Write out the entries below once more, exactly, with the pictures left out.

○ ○ ○ ○ ○ ○ ○

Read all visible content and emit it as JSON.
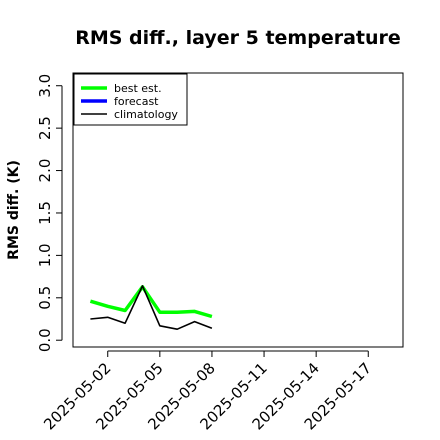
{
  "chart_data": {
    "type": "line",
    "title": "RMS diff., layer 5 temperature",
    "xlabel": "",
    "ylabel": "RMS diff. (K)",
    "xlim": [
      "2025-04-30",
      "2025-05-19"
    ],
    "ylim": [
      -0.08,
      3.15
    ],
    "yticks": [
      0.0,
      0.5,
      1.0,
      1.5,
      2.0,
      2.5,
      3.0
    ],
    "ytick_labels": [
      "0.0",
      "0.5",
      "1.0",
      "1.5",
      "2.0",
      "2.5",
      "3.0"
    ],
    "xticks": [
      "2025-05-02",
      "2025-05-05",
      "2025-05-08",
      "2025-05-11",
      "2025-05-14",
      "2025-05-17"
    ],
    "xtick_labels": [
      "2025-05-02",
      "2025-05-05",
      "2025-05-08",
      "2025-05-11",
      "2025-05-14",
      "2025-05-17"
    ],
    "highlight_tick": "2025-05-08",
    "highlight_color": "#228B22",
    "grid": false,
    "legend_position": "top-left",
    "series": [
      {
        "name": "best est.",
        "color": "#00ff00",
        "x": [
          "2025-05-01",
          "2025-05-02",
          "2025-05-03",
          "2025-05-04",
          "2025-05-05",
          "2025-05-06",
          "2025-05-07",
          "2025-05-08"
        ],
        "values": [
          0.46,
          0.4,
          0.35,
          0.63,
          0.33,
          0.33,
          0.34,
          0.28
        ]
      },
      {
        "name": "forecast",
        "color": "#0000ff",
        "x": [],
        "values": []
      },
      {
        "name": "climatology",
        "color": "#000000",
        "x": [
          "2025-05-01",
          "2025-05-02",
          "2025-05-03",
          "2025-05-04",
          "2025-05-05",
          "2025-05-06",
          "2025-05-07",
          "2025-05-08"
        ],
        "values": [
          0.25,
          0.27,
          0.2,
          0.64,
          0.17,
          0.13,
          0.22,
          0.14
        ]
      }
    ]
  }
}
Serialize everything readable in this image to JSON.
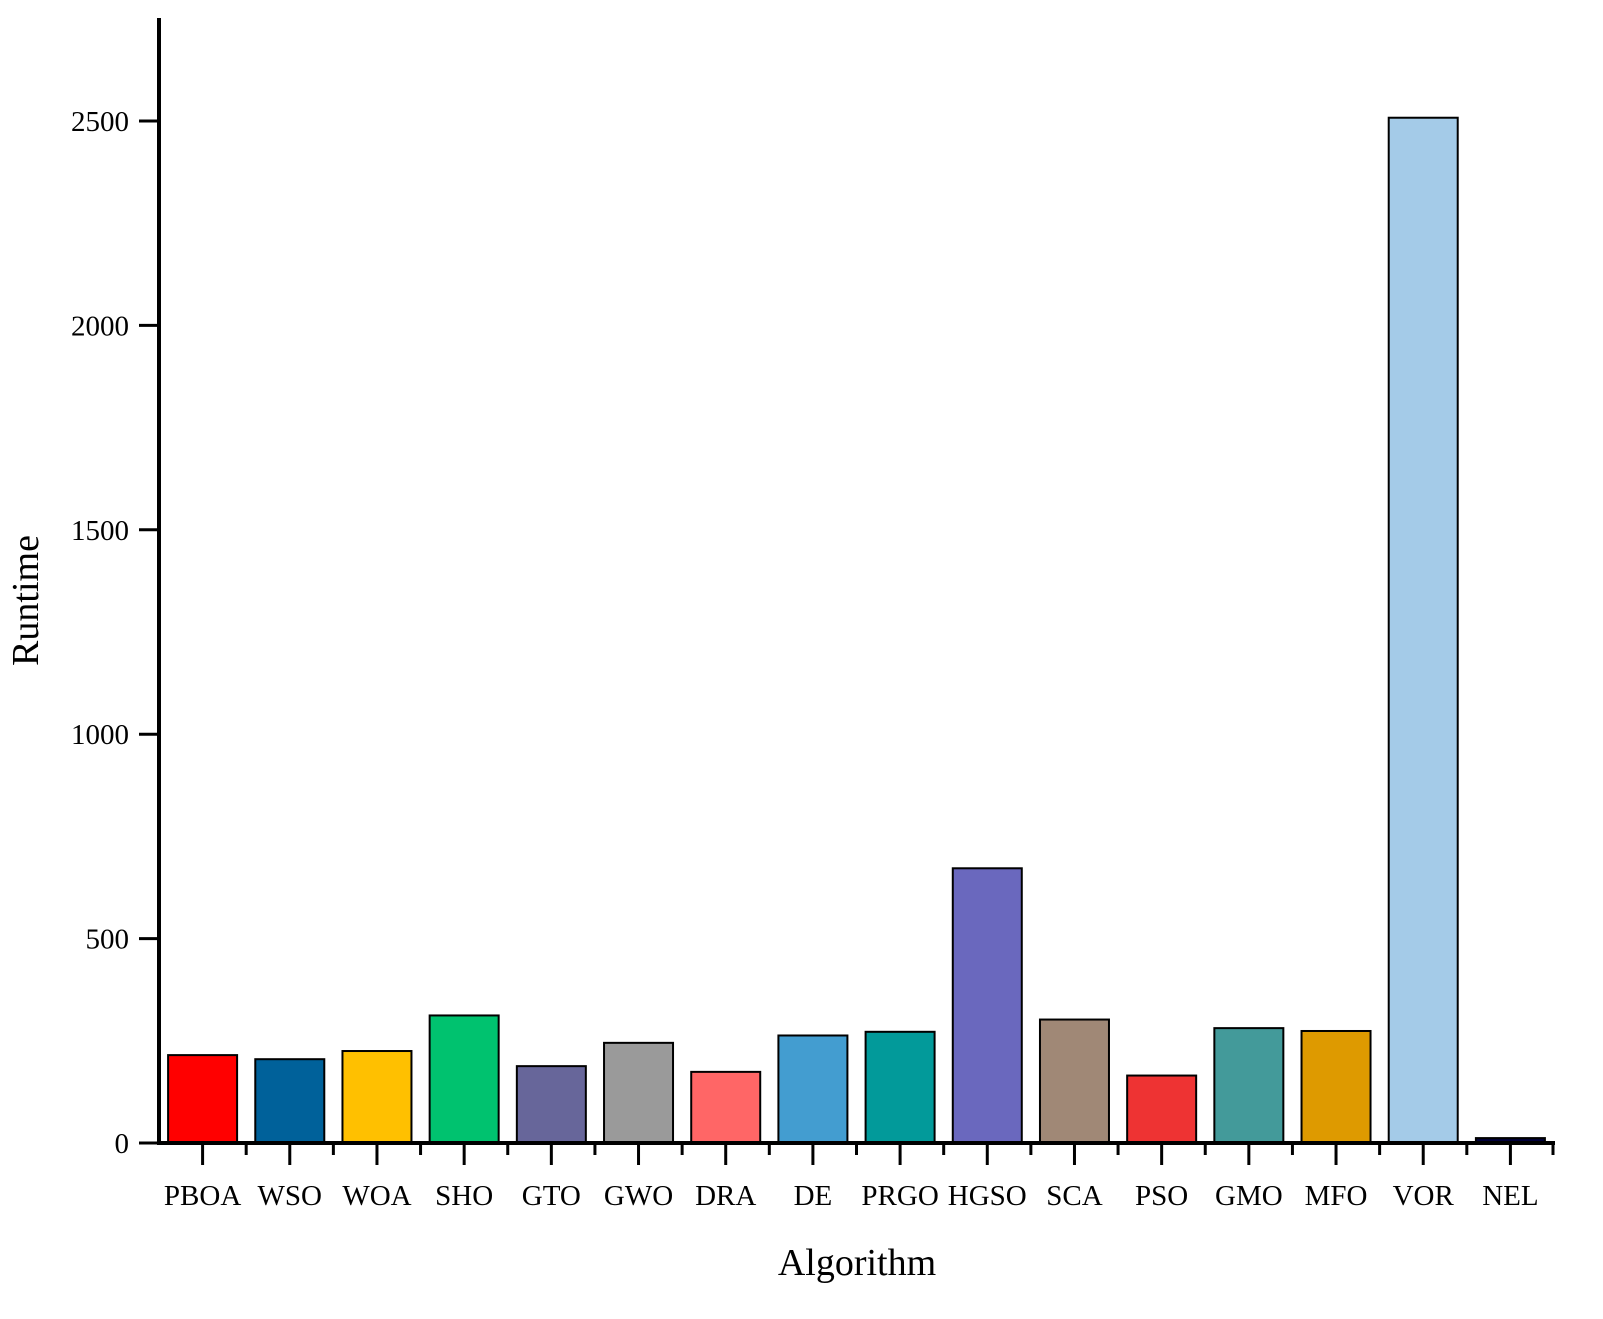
{
  "chart_data": {
    "type": "bar",
    "xlabel": "Algorithm",
    "ylabel": "Runtime",
    "ylim": [
      0,
      2750
    ],
    "yticks": [
      0,
      500,
      1000,
      1500,
      2000,
      2500
    ],
    "grid": false,
    "categories": [
      "PBOA",
      "WSO",
      "WOA",
      "SHO",
      "GTO",
      "GWO",
      "DRA",
      "DE",
      "PRGO",
      "HGSO",
      "SCA",
      "PSO",
      "GMO",
      "MFO",
      "VOR",
      "NEL"
    ],
    "values": [
      215,
      205,
      225,
      312,
      188,
      245,
      174,
      263,
      272,
      672,
      302,
      165,
      281,
      274,
      2508,
      12
    ],
    "colors": [
      "#ff0000",
      "#00619a",
      "#ffc000",
      "#00c26f",
      "#67669a",
      "#9a9a9a",
      "#ff6666",
      "#439dd0",
      "#029a9a",
      "#6a68be",
      "#a08876",
      "#ee3333",
      "#439a9a",
      "#de9a00",
      "#a4cbe8",
      "#00003a"
    ]
  }
}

○ ○ ○ ○ ○ ○ ○

● Result for this exercise:
Read all visible content and emit it as JSON.
{
  "chart_data": {
    "type": "line",
    "title": "RMS diff., layer 5 temperature",
    "xlabel": "",
    "ylabel": "RMS diff. (K)",
    "xlim": [
      "2025-04-30",
      "2025-05-19"
    ],
    "ylim": [
      -0.08,
      3.15
    ],
    "yticks": [
      0.0,
      0.5,
      1.0,
      1.5,
      2.0,
      2.5,
      3.0
    ],
    "ytick_labels": [
      "0.0",
      "0.5",
      "1.0",
      "1.5",
      "2.0",
      "2.5",
      "3.0"
    ],
    "xticks": [
      "2025-05-02",
      "2025-05-05",
      "2025-05-08",
      "2025-05-11",
      "2025-05-14",
      "2025-05-17"
    ],
    "xtick_labels": [
      "2025-05-02",
      "2025-05-05",
      "2025-05-08",
      "2025-05-11",
      "2025-05-14",
      "2025-05-17"
    ],
    "highlight_tick": "2025-05-08",
    "highlight_color": "#228B22",
    "grid": false,
    "legend_position": "top-left",
    "series": [
      {
        "name": "best est.",
        "color": "#00ff00",
        "x": [
          "2025-05-01",
          "2025-05-02",
          "2025-05-03",
          "2025-05-04",
          "2025-05-05",
          "2025-05-06",
          "2025-05-07",
          "2025-05-08"
        ],
        "values": [
          0.46,
          0.4,
          0.35,
          0.63,
          0.33,
          0.33,
          0.34,
          0.28
        ]
      },
      {
        "name": "forecast",
        "color": "#0000ff",
        "x": [],
        "values": []
      },
      {
        "name": "climatology",
        "color": "#000000",
        "x": [
          "2025-05-01",
          "2025-05-02",
          "2025-05-03",
          "2025-05-04",
          "2025-05-05",
          "2025-05-06",
          "2025-05-07",
          "2025-05-08"
        ],
        "values": [
          0.25,
          0.27,
          0.2,
          0.64,
          0.17,
          0.13,
          0.22,
          0.14
        ]
      }
    ]
  }
}
Serialize everything readable in this image to JSON.
{
  "chart_data": {
    "type": "bar",
    "xlabel": "Algorithm",
    "ylabel": "Runtime",
    "ylim": [
      0,
      2750
    ],
    "yticks": [
      0,
      500,
      1000,
      1500,
      2000,
      2500
    ],
    "grid": false,
    "categories": [
      "PBOA",
      "WSO",
      "WOA",
      "SHO",
      "GTO",
      "GWO",
      "DRA",
      "DE",
      "PRGO",
      "HGSO",
      "SCA",
      "PSO",
      "GMO",
      "MFO",
      "VOR",
      "NEL"
    ],
    "values": [
      215,
      205,
      225,
      312,
      188,
      245,
      174,
      263,
      272,
      672,
      302,
      165,
      281,
      274,
      2508,
      12
    ],
    "colors": [
      "#ff0000",
      "#00619a",
      "#ffc000",
      "#00c26f",
      "#67669a",
      "#9a9a9a",
      "#ff6666",
      "#439dd0",
      "#029a9a",
      "#6a68be",
      "#a08876",
      "#ee3333",
      "#439a9a",
      "#de9a00",
      "#a4cbe8",
      "#00003a"
    ]
  }
}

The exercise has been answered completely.